**SHORT TASK:** Copy each line below that contains "cold".

**STORED ROWS:**
>> start

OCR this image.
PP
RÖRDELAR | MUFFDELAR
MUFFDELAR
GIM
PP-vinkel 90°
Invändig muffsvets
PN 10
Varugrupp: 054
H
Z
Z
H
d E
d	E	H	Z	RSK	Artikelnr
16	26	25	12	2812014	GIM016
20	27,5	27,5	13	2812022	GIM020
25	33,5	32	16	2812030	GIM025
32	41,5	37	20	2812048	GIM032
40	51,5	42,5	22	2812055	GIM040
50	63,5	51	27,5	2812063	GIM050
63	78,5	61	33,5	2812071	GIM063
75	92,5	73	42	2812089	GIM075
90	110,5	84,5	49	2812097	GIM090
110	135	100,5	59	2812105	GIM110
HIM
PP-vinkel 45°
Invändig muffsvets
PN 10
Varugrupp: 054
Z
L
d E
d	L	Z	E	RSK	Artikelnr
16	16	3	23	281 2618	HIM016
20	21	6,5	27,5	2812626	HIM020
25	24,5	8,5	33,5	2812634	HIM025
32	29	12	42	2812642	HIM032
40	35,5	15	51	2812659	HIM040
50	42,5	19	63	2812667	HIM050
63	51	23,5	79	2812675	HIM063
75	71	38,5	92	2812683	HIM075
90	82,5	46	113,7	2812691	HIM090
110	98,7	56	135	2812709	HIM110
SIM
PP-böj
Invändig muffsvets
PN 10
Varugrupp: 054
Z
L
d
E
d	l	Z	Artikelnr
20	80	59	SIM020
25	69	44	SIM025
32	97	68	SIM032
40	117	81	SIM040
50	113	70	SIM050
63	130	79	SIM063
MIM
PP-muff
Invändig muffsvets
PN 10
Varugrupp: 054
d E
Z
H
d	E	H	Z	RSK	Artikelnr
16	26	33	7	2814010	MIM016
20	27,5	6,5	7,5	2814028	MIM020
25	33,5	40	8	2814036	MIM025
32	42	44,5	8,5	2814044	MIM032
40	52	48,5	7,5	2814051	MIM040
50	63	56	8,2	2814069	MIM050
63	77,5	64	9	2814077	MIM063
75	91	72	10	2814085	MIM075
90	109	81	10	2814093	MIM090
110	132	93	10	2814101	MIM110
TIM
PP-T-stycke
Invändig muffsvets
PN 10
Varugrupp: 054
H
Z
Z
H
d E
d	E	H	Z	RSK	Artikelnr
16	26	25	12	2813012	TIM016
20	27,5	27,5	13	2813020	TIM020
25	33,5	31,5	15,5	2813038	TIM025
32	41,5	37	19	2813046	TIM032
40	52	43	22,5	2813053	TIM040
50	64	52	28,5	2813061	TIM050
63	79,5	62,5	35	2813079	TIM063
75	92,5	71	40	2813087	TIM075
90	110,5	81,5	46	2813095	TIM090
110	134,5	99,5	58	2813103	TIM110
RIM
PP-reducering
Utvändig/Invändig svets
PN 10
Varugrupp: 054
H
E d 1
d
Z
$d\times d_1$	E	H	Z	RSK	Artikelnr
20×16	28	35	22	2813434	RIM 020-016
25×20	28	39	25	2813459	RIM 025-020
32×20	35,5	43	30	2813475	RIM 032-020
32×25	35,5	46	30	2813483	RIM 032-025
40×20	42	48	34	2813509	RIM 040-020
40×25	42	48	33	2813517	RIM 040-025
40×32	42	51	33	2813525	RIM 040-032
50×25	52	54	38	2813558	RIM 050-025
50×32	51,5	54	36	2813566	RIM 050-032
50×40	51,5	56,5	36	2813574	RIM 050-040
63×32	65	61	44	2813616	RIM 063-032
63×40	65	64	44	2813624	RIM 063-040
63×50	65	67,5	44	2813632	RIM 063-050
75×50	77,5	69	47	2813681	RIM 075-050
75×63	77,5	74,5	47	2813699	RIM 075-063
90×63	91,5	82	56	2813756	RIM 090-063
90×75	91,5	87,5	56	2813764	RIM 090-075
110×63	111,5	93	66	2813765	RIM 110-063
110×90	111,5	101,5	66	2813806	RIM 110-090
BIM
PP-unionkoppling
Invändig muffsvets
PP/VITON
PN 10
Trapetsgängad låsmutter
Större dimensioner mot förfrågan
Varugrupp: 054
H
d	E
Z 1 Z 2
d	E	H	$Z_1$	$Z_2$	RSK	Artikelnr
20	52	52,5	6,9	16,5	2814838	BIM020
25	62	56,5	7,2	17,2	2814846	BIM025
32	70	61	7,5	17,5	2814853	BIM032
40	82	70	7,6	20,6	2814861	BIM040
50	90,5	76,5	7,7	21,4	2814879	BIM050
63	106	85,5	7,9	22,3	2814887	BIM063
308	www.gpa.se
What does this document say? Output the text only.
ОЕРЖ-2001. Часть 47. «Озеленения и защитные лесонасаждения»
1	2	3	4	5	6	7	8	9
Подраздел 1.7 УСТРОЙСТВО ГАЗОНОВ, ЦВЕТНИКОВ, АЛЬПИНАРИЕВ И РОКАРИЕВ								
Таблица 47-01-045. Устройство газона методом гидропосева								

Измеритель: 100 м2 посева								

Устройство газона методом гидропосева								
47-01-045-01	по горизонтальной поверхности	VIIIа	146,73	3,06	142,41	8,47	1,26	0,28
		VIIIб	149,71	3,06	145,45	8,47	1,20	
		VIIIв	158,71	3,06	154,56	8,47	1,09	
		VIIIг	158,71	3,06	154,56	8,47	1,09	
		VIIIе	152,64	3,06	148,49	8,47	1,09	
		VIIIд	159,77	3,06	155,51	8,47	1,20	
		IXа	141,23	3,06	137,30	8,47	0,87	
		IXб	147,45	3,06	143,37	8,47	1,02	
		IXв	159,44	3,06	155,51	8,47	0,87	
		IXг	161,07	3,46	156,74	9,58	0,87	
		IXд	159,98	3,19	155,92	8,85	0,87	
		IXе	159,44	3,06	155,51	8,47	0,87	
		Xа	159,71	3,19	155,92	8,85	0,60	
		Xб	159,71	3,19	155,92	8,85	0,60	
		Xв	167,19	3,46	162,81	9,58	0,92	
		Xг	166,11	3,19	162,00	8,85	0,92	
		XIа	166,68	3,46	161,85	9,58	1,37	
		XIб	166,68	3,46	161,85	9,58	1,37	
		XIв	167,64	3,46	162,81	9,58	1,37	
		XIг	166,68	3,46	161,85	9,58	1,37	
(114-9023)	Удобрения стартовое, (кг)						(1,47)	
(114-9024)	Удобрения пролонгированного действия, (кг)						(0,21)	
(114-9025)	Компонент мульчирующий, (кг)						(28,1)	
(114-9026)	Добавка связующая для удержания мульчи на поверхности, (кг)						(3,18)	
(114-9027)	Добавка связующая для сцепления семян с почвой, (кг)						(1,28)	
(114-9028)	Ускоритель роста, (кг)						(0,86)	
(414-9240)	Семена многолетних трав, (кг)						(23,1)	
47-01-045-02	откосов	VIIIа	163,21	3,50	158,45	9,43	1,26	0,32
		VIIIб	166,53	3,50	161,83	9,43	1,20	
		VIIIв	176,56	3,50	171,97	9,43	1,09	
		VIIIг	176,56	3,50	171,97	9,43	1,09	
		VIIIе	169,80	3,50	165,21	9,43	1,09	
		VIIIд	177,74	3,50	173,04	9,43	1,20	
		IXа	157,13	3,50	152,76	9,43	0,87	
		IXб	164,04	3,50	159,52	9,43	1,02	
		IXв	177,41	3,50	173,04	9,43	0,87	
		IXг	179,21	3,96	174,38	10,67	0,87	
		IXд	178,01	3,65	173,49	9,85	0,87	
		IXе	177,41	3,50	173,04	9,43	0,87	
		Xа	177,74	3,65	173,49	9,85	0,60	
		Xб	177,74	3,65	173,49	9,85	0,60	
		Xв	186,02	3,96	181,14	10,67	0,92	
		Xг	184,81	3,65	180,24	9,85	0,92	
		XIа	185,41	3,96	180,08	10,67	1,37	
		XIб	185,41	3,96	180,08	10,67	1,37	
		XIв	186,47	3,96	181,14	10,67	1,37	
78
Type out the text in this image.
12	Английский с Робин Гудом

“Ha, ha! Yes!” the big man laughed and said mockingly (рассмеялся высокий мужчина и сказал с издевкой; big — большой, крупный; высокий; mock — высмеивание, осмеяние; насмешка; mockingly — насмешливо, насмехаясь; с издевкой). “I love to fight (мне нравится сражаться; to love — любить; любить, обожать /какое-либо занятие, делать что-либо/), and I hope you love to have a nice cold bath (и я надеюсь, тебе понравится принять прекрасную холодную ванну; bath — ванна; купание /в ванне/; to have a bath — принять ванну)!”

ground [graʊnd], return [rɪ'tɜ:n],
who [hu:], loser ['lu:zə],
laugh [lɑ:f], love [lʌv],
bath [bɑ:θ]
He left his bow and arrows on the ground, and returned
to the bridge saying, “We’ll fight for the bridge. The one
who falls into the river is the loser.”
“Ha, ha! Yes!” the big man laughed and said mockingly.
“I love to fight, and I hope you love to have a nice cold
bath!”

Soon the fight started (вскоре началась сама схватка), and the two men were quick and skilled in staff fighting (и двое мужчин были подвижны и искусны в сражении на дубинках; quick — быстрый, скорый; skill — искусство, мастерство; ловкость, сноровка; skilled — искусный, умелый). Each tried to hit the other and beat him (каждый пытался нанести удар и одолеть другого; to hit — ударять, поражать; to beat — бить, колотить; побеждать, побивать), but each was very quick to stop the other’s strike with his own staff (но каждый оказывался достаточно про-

>> end

**RESPONSE TO THE TASK:**
“Ha, ha! Yes!” the big man laughed and said mockingly (рассмеялся высокий мужчина и сказал с издевкой; big — большой, крупный; высокий; mock — высмеивание, осмеяние; насмешка; mockingly — насмешливо, насмехаясь; с издевкой). “I love to fight (мне нравится сражаться; to love — любить; любить, обожать /какое-либо занятие, делать что-либо/), and I hope you love to have a nice cold bath (и я надеюсь, тебе понравится принять прекрасную холодную ванну; bath — ванна; купание /в ванне/; to have a bath — принять ванну)!”
“I love to fight, and I hope you love to have a nice cold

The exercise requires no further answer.